>> start Record set

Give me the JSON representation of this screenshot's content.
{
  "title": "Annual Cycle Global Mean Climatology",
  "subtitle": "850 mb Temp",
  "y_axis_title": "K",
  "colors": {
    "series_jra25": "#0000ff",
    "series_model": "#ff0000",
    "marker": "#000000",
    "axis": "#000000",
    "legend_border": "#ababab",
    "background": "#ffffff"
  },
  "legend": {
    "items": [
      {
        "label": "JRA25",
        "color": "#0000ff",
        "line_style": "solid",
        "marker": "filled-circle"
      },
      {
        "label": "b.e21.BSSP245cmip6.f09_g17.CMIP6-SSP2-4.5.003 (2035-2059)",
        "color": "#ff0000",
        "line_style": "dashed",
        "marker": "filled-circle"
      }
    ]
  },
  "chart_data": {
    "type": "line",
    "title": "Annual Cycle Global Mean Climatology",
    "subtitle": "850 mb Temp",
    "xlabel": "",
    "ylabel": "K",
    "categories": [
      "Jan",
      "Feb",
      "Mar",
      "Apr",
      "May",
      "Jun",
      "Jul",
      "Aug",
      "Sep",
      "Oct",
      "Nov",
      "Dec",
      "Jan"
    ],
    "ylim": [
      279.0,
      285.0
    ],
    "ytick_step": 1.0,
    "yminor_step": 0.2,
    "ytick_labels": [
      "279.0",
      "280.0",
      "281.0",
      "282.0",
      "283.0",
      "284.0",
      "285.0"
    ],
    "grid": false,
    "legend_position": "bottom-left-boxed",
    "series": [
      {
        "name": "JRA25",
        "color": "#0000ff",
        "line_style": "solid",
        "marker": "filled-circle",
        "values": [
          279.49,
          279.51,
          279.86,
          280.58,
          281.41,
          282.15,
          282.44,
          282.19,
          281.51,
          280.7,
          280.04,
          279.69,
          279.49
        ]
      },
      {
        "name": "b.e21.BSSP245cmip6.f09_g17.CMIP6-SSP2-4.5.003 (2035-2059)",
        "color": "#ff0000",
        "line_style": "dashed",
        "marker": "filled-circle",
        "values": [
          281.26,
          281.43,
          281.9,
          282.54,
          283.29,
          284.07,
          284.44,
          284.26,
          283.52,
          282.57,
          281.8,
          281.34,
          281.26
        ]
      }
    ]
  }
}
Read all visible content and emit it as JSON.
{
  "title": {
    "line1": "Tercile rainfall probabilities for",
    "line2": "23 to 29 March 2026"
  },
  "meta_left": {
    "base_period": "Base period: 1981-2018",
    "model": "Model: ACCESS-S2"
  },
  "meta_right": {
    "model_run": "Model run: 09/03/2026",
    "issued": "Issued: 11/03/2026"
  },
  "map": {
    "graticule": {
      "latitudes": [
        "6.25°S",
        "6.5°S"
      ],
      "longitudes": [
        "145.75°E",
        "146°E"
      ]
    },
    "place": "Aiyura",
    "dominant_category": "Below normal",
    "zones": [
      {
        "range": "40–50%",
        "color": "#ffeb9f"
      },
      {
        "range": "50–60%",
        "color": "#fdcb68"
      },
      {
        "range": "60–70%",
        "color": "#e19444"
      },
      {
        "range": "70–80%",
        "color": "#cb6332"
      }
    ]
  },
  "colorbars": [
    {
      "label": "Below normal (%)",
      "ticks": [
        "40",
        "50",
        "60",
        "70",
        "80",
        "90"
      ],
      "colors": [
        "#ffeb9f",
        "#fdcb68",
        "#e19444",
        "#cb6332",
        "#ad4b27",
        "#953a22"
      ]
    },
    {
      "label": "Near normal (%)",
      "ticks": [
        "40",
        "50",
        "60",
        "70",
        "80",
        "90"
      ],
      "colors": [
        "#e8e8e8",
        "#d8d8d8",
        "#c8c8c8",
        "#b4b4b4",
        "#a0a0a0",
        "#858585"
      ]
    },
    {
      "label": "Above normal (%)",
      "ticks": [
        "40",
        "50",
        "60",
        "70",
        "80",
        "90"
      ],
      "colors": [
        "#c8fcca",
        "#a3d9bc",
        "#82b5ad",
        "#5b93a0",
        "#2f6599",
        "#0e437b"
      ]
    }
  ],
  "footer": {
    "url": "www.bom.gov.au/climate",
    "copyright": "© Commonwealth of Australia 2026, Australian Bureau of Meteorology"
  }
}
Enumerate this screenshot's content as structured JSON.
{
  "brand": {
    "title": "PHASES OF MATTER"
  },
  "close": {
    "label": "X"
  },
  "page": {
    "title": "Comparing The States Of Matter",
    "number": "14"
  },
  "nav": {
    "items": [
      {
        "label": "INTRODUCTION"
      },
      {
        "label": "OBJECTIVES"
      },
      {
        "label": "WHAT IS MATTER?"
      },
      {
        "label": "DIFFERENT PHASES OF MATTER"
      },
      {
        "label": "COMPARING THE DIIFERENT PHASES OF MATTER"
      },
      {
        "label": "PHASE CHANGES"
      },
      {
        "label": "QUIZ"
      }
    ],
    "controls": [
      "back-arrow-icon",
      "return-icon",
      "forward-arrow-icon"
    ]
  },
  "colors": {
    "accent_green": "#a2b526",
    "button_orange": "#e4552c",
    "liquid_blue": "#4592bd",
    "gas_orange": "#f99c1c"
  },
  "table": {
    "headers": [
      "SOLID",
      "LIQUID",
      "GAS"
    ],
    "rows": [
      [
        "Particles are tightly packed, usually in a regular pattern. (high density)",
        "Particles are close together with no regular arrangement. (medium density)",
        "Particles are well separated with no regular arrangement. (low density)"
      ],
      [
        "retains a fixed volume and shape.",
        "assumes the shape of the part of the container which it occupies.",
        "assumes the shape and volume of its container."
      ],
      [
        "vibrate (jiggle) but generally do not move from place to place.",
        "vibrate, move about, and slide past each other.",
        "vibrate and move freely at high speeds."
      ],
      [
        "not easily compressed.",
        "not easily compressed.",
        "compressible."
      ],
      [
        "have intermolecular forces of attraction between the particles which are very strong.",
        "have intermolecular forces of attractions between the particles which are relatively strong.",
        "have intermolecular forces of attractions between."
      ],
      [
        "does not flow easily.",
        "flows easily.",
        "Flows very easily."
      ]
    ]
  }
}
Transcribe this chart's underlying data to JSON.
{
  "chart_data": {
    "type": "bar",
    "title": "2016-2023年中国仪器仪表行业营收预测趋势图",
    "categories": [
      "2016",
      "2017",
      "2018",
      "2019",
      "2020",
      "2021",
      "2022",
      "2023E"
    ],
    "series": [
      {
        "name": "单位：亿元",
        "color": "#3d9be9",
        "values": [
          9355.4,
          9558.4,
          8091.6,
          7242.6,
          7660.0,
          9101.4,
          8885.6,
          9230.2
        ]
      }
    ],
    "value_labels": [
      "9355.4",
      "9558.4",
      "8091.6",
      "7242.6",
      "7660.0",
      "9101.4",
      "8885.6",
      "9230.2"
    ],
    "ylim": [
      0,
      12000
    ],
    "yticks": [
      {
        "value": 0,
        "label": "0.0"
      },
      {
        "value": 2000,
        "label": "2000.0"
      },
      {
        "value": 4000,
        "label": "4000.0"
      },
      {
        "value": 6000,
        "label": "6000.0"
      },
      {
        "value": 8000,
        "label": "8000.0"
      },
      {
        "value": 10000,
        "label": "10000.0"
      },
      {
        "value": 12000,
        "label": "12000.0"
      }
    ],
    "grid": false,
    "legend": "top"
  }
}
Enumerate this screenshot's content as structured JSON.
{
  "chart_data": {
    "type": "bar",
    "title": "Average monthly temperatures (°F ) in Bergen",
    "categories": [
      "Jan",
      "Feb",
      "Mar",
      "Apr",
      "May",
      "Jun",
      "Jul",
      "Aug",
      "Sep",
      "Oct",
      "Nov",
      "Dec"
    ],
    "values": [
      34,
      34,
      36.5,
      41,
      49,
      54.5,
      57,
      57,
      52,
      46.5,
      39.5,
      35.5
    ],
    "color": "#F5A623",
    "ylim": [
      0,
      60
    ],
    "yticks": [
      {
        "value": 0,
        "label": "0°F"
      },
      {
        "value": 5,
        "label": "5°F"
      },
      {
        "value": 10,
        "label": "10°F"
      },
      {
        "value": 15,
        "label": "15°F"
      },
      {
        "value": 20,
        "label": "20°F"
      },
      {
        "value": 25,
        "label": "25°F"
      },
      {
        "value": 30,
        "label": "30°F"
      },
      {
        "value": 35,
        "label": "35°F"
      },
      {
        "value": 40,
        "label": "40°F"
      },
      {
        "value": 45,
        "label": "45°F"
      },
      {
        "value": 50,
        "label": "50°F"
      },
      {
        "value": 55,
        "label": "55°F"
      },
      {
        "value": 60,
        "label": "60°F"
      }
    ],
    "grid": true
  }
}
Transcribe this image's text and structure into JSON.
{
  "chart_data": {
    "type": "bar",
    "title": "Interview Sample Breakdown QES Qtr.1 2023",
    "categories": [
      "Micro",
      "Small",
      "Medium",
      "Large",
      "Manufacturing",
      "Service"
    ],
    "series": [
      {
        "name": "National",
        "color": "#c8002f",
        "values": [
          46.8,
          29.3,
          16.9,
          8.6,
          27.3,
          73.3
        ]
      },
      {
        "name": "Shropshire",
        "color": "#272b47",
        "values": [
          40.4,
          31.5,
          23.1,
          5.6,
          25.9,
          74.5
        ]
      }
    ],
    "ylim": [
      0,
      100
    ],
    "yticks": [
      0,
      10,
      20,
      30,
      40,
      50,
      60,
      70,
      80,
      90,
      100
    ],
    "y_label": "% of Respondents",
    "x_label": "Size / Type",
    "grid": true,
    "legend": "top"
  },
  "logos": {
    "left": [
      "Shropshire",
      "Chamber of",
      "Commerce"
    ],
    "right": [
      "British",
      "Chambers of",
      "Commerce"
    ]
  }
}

>> end Record set

Pull out all lines from the entries above in which the word "close" appears.

**Full solution**:
  "close": {
        "Particles are close together with no regular arrangement. (medium density)",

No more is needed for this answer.